Dataset extract =
^^^^^^^^
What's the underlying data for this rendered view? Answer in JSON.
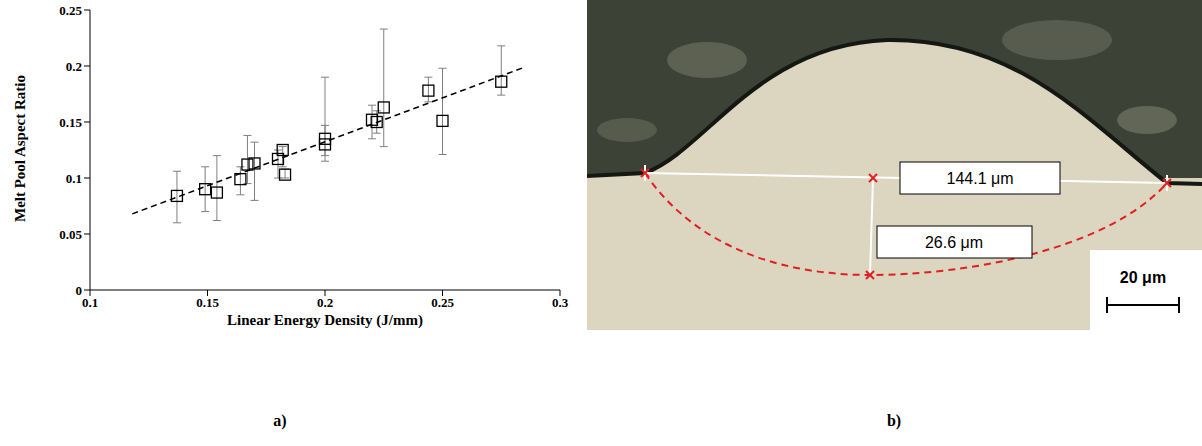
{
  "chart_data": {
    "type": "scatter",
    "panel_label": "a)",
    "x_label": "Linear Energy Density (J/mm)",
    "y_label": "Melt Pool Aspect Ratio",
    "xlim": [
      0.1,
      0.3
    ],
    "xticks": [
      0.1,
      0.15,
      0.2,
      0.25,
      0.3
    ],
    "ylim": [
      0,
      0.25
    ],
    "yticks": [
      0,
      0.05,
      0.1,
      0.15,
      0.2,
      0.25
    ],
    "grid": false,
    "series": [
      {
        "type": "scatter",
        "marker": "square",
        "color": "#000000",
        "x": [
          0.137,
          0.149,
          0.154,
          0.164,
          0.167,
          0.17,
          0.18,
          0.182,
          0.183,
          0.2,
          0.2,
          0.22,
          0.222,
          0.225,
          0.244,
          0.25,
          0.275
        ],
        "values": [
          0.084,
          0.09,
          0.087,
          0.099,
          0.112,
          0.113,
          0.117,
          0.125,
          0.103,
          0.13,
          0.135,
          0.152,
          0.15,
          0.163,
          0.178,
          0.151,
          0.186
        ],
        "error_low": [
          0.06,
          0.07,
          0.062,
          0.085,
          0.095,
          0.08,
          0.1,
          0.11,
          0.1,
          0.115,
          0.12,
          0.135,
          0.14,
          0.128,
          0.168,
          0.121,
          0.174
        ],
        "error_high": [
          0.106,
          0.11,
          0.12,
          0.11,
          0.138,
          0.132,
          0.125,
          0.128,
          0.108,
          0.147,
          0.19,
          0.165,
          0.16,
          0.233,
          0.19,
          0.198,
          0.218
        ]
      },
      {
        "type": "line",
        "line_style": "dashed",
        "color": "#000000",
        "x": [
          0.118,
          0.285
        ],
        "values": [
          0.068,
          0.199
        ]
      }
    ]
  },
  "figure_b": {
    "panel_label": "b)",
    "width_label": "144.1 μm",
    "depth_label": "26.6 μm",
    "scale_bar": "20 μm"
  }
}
^^^^^^^^
Are you able to set down all the lines above exactly, without any pictures?

Result =
What's the underlying data for this rendered view? Answer in JSON.
{
  "chart_data": {
    "type": "scatter",
    "panel_label": "a)",
    "x_label": "Linear Energy Density (J/mm)",
    "y_label": "Melt Pool Aspect Ratio",
    "xlim": [
      0.1,
      0.3
    ],
    "xticks": [
      0.1,
      0.15,
      0.2,
      0.25,
      0.3
    ],
    "ylim": [
      0,
      0.25
    ],
    "yticks": [
      0,
      0.05,
      0.1,
      0.15,
      0.2,
      0.25
    ],
    "grid": false,
    "series": [
      {
        "type": "scatter",
        "marker": "square",
        "color": "#000000",
        "x": [
          0.137,
          0.149,
          0.154,
          0.164,
          0.167,
          0.17,
          0.18,
          0.182,
          0.183,
          0.2,
          0.2,
          0.22,
          0.222,
          0.225,
          0.244,
          0.25,
          0.275
        ],
        "values": [
          0.084,
          0.09,
          0.087,
          0.099,
          0.112,
          0.113,
          0.117,
          0.125,
          0.103,
          0.13,
          0.135,
          0.152,
          0.15,
          0.163,
          0.178,
          0.151,
          0.186
        ],
        "error_low": [
          0.06,
          0.07,
          0.062,
          0.085,
          0.095,
          0.08,
          0.1,
          0.11,
          0.1,
          0.115,
          0.12,
          0.135,
          0.14,
          0.128,
          0.168,
          0.121,
          0.174
        ],
        "error_high": [
          0.106,
          0.11,
          0.12,
          0.11,
          0.138,
          0.132,
          0.125,
          0.128,
          0.108,
          0.147,
          0.19,
          0.165,
          0.16,
          0.233,
          0.19,
          0.198,
          0.218
        ]
      },
      {
        "type": "line",
        "line_style": "dashed",
        "color": "#000000",
        "x": [
          0.118,
          0.285
        ],
        "values": [
          0.068,
          0.199
        ]
      }
    ]
  },
  "figure_b": {
    "panel_label": "b)",
    "width_label": "144.1 μm",
    "depth_label": "26.6 μm",
    "scale_bar": "20 μm"
  }
}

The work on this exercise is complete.